- Supplied information
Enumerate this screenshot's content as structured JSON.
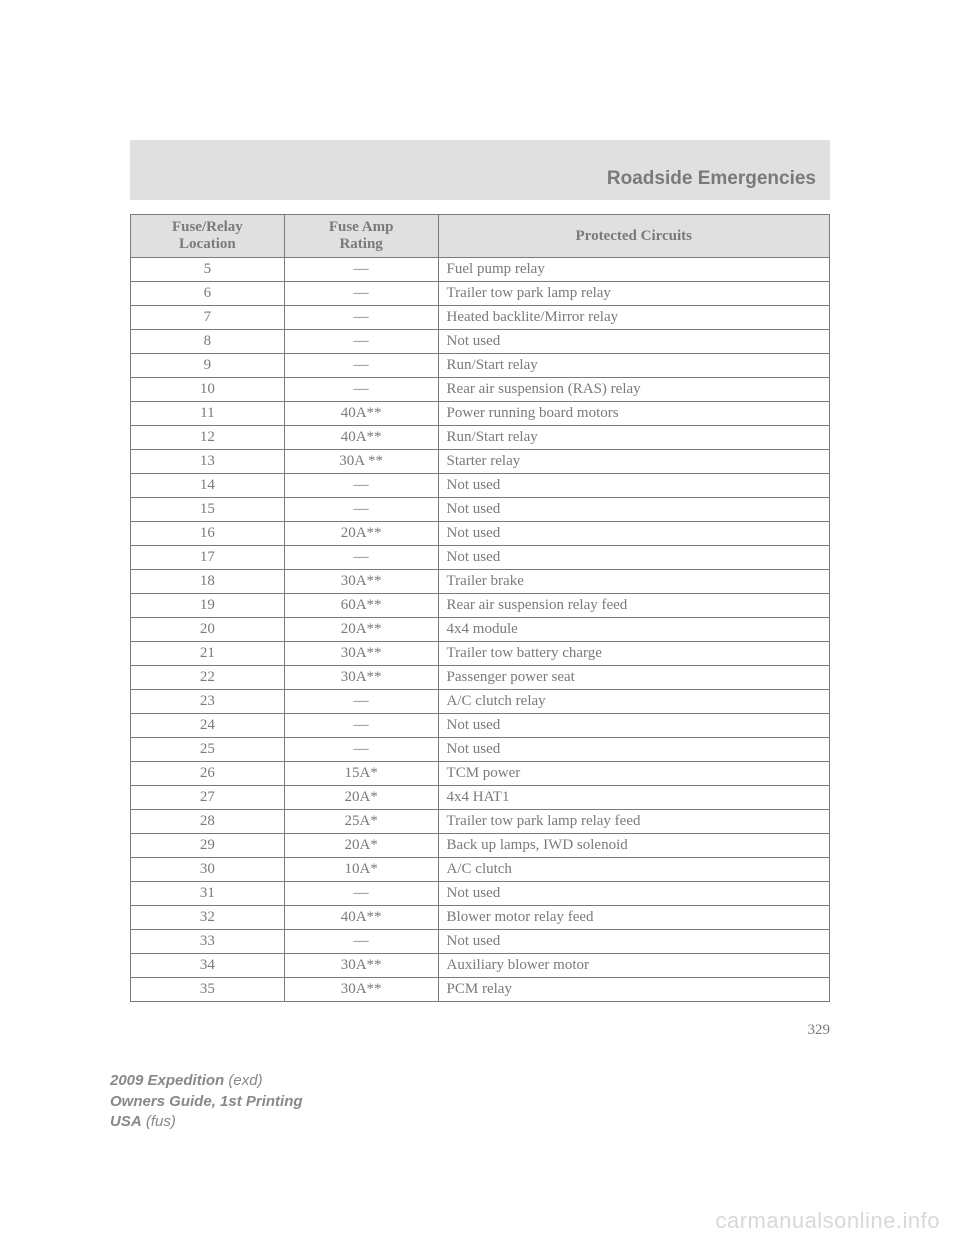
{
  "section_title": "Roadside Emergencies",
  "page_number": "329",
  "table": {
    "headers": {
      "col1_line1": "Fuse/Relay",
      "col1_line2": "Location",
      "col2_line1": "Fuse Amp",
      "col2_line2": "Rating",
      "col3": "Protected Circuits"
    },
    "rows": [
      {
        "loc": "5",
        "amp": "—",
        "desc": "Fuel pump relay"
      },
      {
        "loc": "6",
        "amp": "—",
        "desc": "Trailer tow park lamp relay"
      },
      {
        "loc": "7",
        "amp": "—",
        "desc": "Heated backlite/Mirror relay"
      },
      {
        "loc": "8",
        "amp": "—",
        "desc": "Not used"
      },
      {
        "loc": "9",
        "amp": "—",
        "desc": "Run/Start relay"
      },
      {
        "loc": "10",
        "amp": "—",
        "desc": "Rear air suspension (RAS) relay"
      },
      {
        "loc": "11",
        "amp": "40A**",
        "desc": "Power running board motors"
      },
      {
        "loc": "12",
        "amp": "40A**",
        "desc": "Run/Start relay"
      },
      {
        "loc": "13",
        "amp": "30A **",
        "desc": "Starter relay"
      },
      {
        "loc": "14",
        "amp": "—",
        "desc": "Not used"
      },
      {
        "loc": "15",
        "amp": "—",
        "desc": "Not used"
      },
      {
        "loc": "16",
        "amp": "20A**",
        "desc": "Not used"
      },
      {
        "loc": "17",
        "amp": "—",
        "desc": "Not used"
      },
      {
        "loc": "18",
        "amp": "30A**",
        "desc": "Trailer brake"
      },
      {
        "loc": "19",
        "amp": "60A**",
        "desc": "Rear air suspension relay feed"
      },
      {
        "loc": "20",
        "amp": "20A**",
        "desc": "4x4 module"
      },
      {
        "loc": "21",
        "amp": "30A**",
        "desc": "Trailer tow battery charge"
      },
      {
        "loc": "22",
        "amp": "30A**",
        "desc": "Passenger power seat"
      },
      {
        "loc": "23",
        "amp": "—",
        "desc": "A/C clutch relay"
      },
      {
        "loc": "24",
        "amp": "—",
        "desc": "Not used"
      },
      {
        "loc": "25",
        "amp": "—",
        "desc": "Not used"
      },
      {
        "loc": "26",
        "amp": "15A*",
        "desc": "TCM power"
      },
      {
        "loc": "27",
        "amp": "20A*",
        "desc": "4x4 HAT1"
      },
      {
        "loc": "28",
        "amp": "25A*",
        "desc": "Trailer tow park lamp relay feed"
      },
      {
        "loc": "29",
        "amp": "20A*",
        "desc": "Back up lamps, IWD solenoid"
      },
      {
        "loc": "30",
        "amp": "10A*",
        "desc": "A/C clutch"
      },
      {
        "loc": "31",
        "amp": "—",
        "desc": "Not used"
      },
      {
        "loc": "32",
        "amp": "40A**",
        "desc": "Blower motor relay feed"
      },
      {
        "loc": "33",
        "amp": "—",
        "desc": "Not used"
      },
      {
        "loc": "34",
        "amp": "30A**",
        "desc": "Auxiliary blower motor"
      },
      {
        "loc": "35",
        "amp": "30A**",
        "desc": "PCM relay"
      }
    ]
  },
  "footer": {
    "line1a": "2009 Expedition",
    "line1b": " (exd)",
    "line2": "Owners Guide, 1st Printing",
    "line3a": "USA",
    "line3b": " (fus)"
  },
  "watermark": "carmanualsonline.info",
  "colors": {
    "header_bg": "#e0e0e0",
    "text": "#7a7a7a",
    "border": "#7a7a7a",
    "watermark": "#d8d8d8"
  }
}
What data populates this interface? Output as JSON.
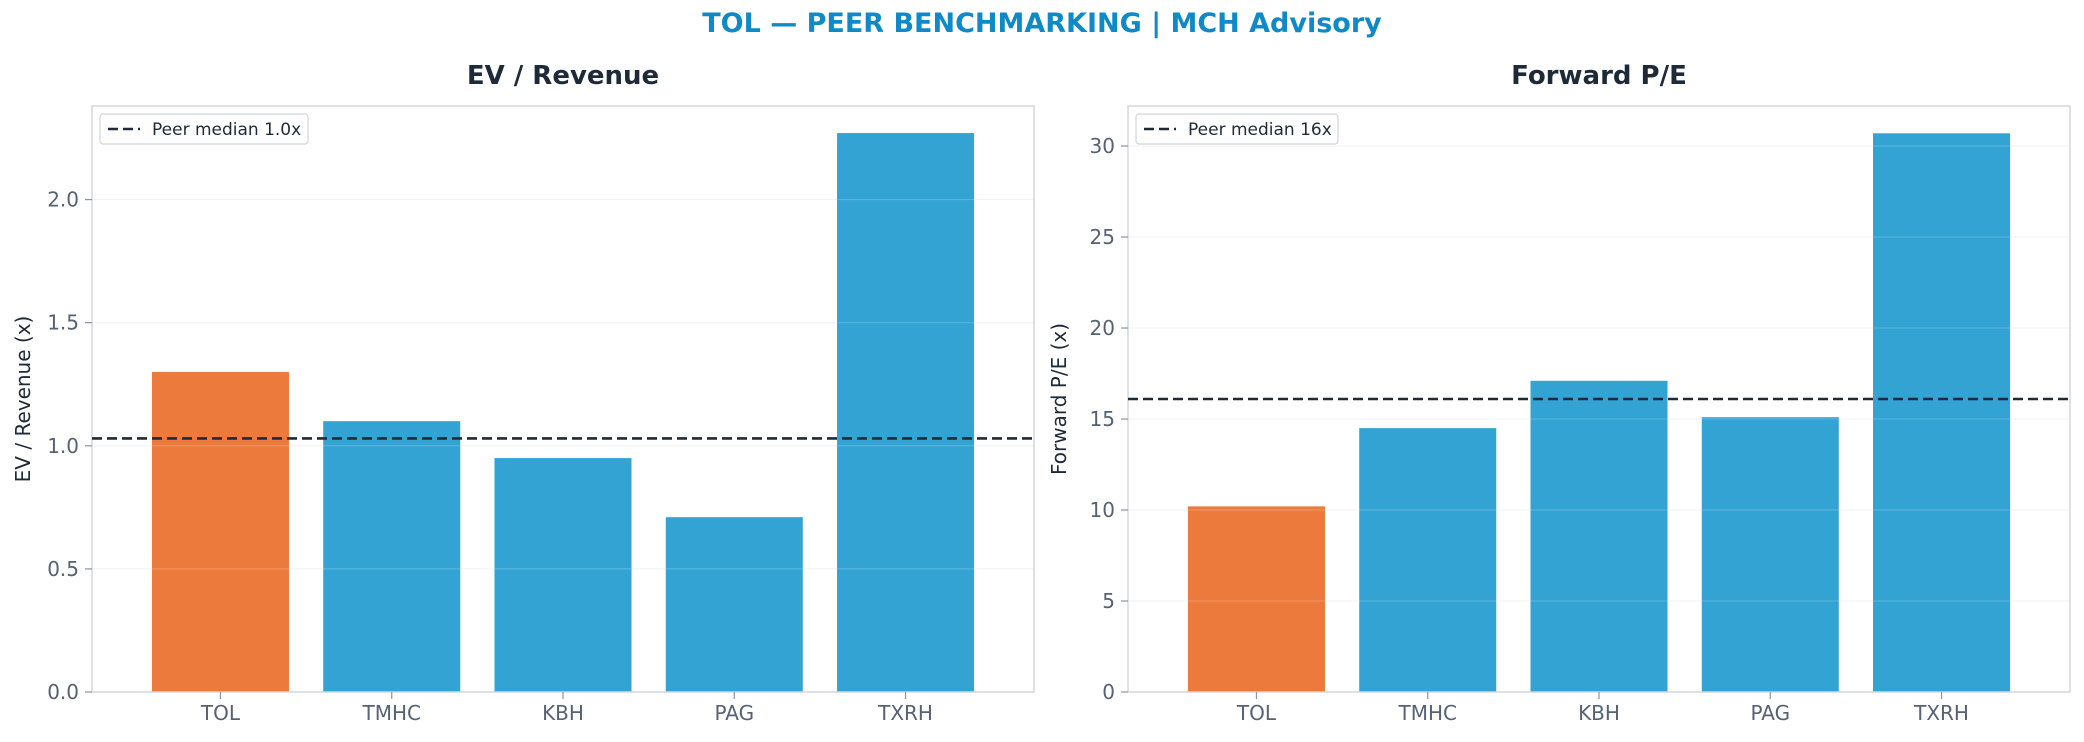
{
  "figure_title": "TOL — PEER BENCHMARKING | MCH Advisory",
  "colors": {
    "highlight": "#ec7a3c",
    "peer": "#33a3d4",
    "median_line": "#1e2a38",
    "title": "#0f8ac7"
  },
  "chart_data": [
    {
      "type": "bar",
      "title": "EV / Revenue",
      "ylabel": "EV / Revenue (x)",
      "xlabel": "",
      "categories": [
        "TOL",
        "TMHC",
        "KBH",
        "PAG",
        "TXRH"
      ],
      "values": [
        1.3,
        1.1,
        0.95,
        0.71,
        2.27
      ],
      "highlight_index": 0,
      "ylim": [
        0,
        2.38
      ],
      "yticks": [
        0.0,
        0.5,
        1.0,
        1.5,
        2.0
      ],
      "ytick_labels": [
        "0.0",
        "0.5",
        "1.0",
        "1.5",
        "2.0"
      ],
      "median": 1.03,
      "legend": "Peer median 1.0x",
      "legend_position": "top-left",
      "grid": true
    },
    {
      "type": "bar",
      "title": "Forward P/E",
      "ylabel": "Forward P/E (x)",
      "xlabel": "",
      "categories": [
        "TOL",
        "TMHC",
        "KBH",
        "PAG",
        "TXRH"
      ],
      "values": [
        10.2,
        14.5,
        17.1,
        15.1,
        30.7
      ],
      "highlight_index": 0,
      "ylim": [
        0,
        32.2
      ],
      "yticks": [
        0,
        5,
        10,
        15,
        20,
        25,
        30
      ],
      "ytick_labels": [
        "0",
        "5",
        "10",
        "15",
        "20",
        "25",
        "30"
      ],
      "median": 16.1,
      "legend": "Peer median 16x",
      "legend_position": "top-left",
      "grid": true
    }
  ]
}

--

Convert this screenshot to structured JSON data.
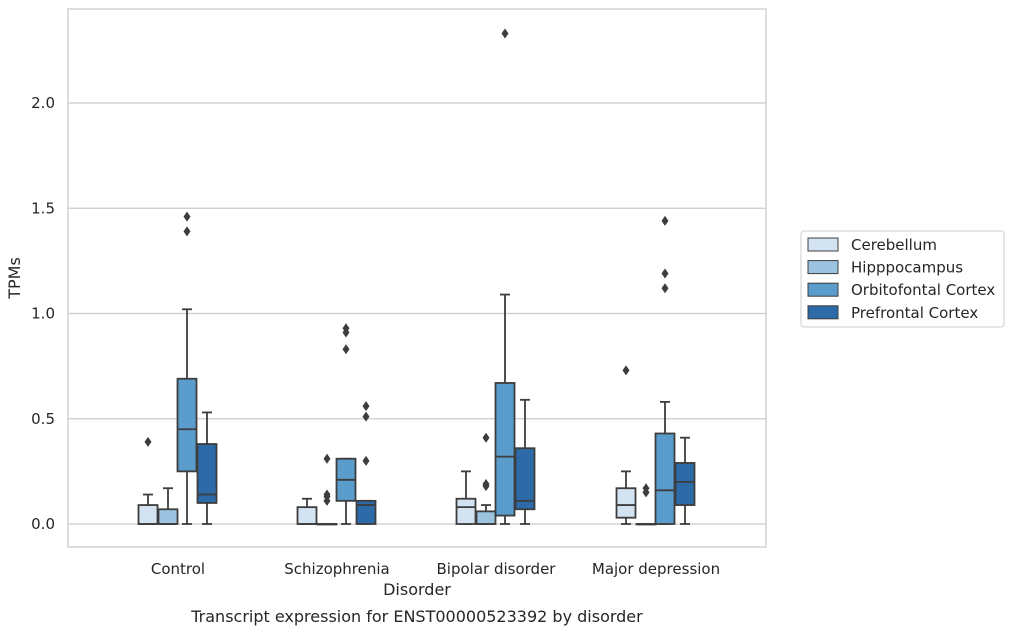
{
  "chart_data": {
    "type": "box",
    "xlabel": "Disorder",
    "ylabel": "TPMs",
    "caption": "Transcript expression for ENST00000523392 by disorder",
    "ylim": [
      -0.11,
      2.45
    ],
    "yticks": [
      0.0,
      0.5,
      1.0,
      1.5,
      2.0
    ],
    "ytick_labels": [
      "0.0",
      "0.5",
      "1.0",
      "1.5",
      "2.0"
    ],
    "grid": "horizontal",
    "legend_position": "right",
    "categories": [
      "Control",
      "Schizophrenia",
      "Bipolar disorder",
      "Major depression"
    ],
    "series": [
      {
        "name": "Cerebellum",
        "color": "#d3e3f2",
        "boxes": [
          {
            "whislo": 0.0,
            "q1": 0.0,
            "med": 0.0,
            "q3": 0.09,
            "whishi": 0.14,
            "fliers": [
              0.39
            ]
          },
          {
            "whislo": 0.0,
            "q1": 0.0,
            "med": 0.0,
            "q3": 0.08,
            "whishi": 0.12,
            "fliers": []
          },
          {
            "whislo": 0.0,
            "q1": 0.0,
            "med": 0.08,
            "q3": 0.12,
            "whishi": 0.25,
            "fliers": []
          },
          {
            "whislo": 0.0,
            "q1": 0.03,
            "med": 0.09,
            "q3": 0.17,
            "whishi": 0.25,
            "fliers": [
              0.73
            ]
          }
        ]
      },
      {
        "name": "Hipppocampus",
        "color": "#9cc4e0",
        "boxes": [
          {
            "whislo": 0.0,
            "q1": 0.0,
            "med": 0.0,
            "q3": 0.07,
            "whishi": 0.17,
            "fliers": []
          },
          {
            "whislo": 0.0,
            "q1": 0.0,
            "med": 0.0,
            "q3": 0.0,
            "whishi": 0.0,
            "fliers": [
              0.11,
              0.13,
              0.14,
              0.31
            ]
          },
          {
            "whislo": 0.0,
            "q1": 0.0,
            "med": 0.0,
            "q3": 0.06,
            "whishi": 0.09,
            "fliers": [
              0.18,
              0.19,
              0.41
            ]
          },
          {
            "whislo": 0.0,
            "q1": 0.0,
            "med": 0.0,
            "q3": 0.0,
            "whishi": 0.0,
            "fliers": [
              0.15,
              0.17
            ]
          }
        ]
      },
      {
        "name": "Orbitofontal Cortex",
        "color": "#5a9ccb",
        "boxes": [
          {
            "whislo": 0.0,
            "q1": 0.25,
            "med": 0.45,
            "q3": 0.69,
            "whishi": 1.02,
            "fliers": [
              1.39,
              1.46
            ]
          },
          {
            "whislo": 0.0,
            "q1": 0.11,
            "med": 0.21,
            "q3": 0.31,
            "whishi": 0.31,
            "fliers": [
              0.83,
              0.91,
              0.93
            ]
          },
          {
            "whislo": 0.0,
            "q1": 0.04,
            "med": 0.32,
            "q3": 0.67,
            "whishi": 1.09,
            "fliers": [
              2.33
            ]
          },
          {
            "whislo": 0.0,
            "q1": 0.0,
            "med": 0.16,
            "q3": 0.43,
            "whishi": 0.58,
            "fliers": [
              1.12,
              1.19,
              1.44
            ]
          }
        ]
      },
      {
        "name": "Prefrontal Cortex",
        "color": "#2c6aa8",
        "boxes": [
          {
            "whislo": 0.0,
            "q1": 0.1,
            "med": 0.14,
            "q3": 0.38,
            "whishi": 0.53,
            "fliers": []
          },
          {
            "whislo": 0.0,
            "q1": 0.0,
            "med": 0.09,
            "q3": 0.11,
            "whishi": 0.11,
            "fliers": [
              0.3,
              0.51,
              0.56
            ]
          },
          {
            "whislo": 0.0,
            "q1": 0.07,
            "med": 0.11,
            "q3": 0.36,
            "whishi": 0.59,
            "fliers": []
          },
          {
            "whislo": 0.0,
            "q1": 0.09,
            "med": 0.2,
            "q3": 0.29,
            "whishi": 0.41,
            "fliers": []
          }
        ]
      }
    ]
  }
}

- Exercise objective
Locate the lines above that hold the word "park". Show every one of them.

- Response to this exercise
        "desc": "Trailer tow park lamp relay"
        "desc": "Trailer tow park lamp relay feed"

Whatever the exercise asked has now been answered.